What is required: Return the records word for word. Any pictures in them are not part of the copy.

Stored records:
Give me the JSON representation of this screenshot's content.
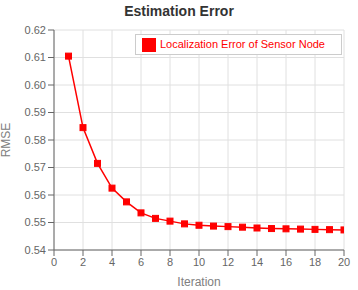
{
  "chart_data": {
    "type": "line",
    "title": "Estimation Error",
    "xlabel": "Iteration",
    "ylabel": "RMSE",
    "x": [
      1,
      2,
      3,
      4,
      5,
      6,
      7,
      8,
      9,
      10,
      11,
      12,
      13,
      14,
      15,
      16,
      17,
      18,
      19,
      20
    ],
    "series": [
      {
        "name": "Localization Error of Sensor Node",
        "color": "#FF0000",
        "marker": "square",
        "values": [
          0.6105,
          0.5845,
          0.5715,
          0.5625,
          0.5575,
          0.5535,
          0.5515,
          0.5505,
          0.5495,
          0.549,
          0.5487,
          0.5485,
          0.5483,
          0.548,
          0.5478,
          0.5477,
          0.5476,
          0.5475,
          0.5474,
          0.5473
        ]
      }
    ],
    "xlim": [
      0,
      20
    ],
    "ylim": [
      0.54,
      0.62
    ],
    "xticks": [
      0,
      2,
      4,
      6,
      8,
      10,
      12,
      14,
      16,
      18,
      20
    ],
    "yticks": [
      0.54,
      0.55,
      0.56,
      0.57,
      0.58,
      0.59,
      {
        "value": 0.6,
        "label": "0.60"
      },
      0.61,
      0.62
    ],
    "grid": true,
    "legend": "upper right"
  }
}
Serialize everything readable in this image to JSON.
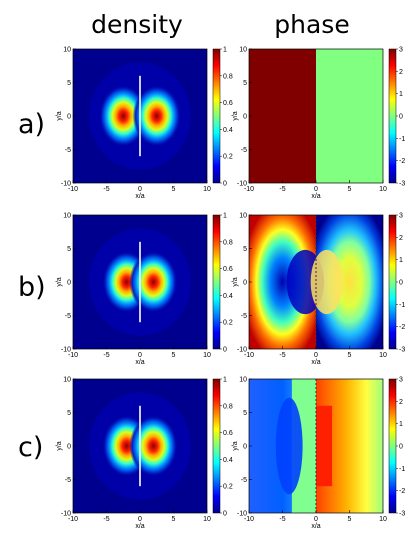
{
  "figure": {
    "column_titles": [
      "density",
      "phase"
    ],
    "row_labels": [
      "a)",
      "b)",
      "c)"
    ],
    "xlabel": "x/a",
    "ylabel": "y/a",
    "axis_ticks": [
      "-10",
      "-5",
      "0",
      "5",
      "10"
    ],
    "density_colorbar_ticks": [
      "0",
      "0.2",
      "0.4",
      "0.6",
      "0.8",
      "1"
    ],
    "phase_colorbar_ticks": [
      "-3",
      "-2",
      "-1",
      "0",
      "1",
      "2",
      "3"
    ]
  },
  "chart_data": [
    {
      "type": "heatmap",
      "panel": "a) density",
      "quantity": "density",
      "xlabel": "x/a",
      "ylabel": "y/a",
      "xlim": [
        -10,
        10
      ],
      "ylim": [
        -10,
        10
      ],
      "clim": [
        0,
        1
      ],
      "description_lobes": [
        {
          "x": -2.5,
          "y": 0,
          "peak": 1
        },
        {
          "x": 2.5,
          "y": 0,
          "peak": 1
        }
      ],
      "barrier_x": 0,
      "barrier_y_range": [
        -6,
        6
      ]
    },
    {
      "type": "heatmap",
      "panel": "a) phase",
      "quantity": "phase",
      "xlabel": "x/a",
      "ylabel": "y/a",
      "xlim": [
        -10,
        10
      ],
      "ylim": [
        -10,
        10
      ],
      "clim": [
        -3,
        3
      ],
      "regions": [
        {
          "x_range": [
            -10,
            0
          ],
          "phase": 3
        },
        {
          "x_range": [
            0,
            10
          ],
          "phase": 0
        }
      ]
    },
    {
      "type": "heatmap",
      "panel": "b) density",
      "quantity": "density",
      "xlabel": "x/a",
      "ylabel": "y/a",
      "xlim": [
        -10,
        10
      ],
      "ylim": [
        -10,
        10
      ],
      "clim": [
        0,
        1
      ],
      "description_lobes": [
        {
          "x": -2,
          "y": 0,
          "peak": 1
        },
        {
          "x": 2,
          "y": 0,
          "peak": 1
        }
      ],
      "barrier_x": 0,
      "barrier_y_range": [
        -6,
        6
      ]
    },
    {
      "type": "heatmap",
      "panel": "b) phase",
      "quantity": "phase",
      "xlabel": "x/a",
      "ylabel": "y/a",
      "xlim": [
        -10,
        10
      ],
      "ylim": [
        -10,
        10
      ],
      "clim": [
        -3,
        3
      ]
    },
    {
      "type": "heatmap",
      "panel": "c) density",
      "quantity": "density",
      "xlabel": "x/a",
      "ylabel": "y/a",
      "xlim": [
        -10,
        10
      ],
      "ylim": [
        -10,
        10
      ],
      "clim": [
        0,
        1
      ],
      "description_lobes": [
        {
          "x": -2,
          "y": 0,
          "peak": 1
        },
        {
          "x": 2,
          "y": 0,
          "peak": 1
        }
      ],
      "barrier_x": 0,
      "barrier_y_range": [
        -6,
        6
      ]
    },
    {
      "type": "heatmap",
      "panel": "c) phase",
      "quantity": "phase",
      "xlabel": "x/a",
      "ylabel": "y/a",
      "xlim": [
        -10,
        10
      ],
      "ylim": [
        -10,
        10
      ],
      "clim": [
        -3,
        3
      ]
    }
  ]
}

Reply:
Give me the JSON representation of this screenshot's content.
{
  "chart_data": {
    "type": "line",
    "title": "Estimation Error",
    "xlabel": "Iteration",
    "ylabel": "RMSE",
    "x": [
      1,
      2,
      3,
      4,
      5,
      6,
      7,
      8,
      9,
      10,
      11,
      12,
      13,
      14,
      15,
      16,
      17,
      18,
      19,
      20
    ],
    "series": [
      {
        "name": "Localization Error of Sensor Node",
        "color": "#FF0000",
        "marker": "square",
        "values": [
          0.6105,
          0.5845,
          0.5715,
          0.5625,
          0.5575,
          0.5535,
          0.5515,
          0.5505,
          0.5495,
          0.549,
          0.5487,
          0.5485,
          0.5483,
          0.548,
          0.5478,
          0.5477,
          0.5476,
          0.5475,
          0.5474,
          0.5473
        ]
      }
    ],
    "xlim": [
      0,
      20
    ],
    "ylim": [
      0.54,
      0.62
    ],
    "xticks": [
      0,
      2,
      4,
      6,
      8,
      10,
      12,
      14,
      16,
      18,
      20
    ],
    "yticks": [
      0.54,
      0.55,
      0.56,
      0.57,
      0.58,
      0.59,
      {
        "value": 0.6,
        "label": "0.60"
      },
      0.61,
      0.62
    ],
    "grid": true,
    "legend": "upper right"
  }
}
Serialize everything readable in this image to JSON.
{
  "figure": {
    "column_titles": [
      "density",
      "phase"
    ],
    "row_labels": [
      "a)",
      "b)",
      "c)"
    ],
    "xlabel": "x/a",
    "ylabel": "y/a",
    "axis_ticks": [
      "-10",
      "-5",
      "0",
      "5",
      "10"
    ],
    "density_colorbar_ticks": [
      "0",
      "0.2",
      "0.4",
      "0.6",
      "0.8",
      "1"
    ],
    "phase_colorbar_ticks": [
      "-3",
      "-2",
      "-1",
      "0",
      "1",
      "2",
      "3"
    ]
  },
  "chart_data": [
    {
      "type": "heatmap",
      "panel": "a) density",
      "quantity": "density",
      "xlabel": "x/a",
      "ylabel": "y/a",
      "xlim": [
        -10,
        10
      ],
      "ylim": [
        -10,
        10
      ],
      "clim": [
        0,
        1
      ],
      "description_lobes": [
        {
          "x": -2.5,
          "y": 0,
          "peak": 1
        },
        {
          "x": 2.5,
          "y": 0,
          "peak": 1
        }
      ],
      "barrier_x": 0,
      "barrier_y_range": [
        -6,
        6
      ]
    },
    {
      "type": "heatmap",
      "panel": "a) phase",
      "quantity": "phase",
      "xlabel": "x/a",
      "ylabel": "y/a",
      "xlim": [
        -10,
        10
      ],
      "ylim": [
        -10,
        10
      ],
      "clim": [
        -3,
        3
      ],
      "regions": [
        {
          "x_range": [
            -10,
            0
          ],
          "phase": 3
        },
        {
          "x_range": [
            0,
            10
          ],
          "phase": 0
        }
      ]
    },
    {
      "type": "heatmap",
      "panel": "b) density",
      "quantity": "density",
      "xlabel": "x/a",
      "ylabel": "y/a",
      "xlim": [
        -10,
        10
      ],
      "ylim": [
        -10,
        10
      ],
      "clim": [
        0,
        1
      ],
      "description_lobes": [
        {
          "x": -2,
          "y": 0,
          "peak": 1
        },
        {
          "x": 2,
          "y": 0,
          "peak": 1
        }
      ],
      "barrier_x": 0,
      "barrier_y_range": [
        -6,
        6
      ]
    },
    {
      "type": "heatmap",
      "panel": "b) phase",
      "quantity": "phase",
      "xlabel": "x/a",
      "ylabel": "y/a",
      "xlim": [
        -10,
        10
      ],
      "ylim": [
        -10,
        10
      ],
      "clim": [
        -3,
        3
      ]
    },
    {
      "type": "heatmap",
      "panel": "c) density",
      "quantity": "density",
      "xlabel": "x/a",
      "ylabel": "y/a",
      "xlim": [
        -10,
        10
      ],
      "ylim": [
        -10,
        10
      ],
      "clim": [
        0,
        1
      ],
      "description_lobes": [
        {
          "x": -2,
          "y": 0,
          "peak": 1
        },
        {
          "x": 2,
          "y": 0,
          "peak": 1
        }
      ],
      "barrier_x": 0,
      "barrier_y_range": [
        -6,
        6
      ]
    },
    {
      "type": "heatmap",
      "panel": "c) phase",
      "quantity": "phase",
      "xlabel": "x/a",
      "ylabel": "y/a",
      "xlim": [
        -10,
        10
      ],
      "ylim": [
        -10,
        10
      ],
      "clim": [
        -3,
        3
      ]
    }
  ]
}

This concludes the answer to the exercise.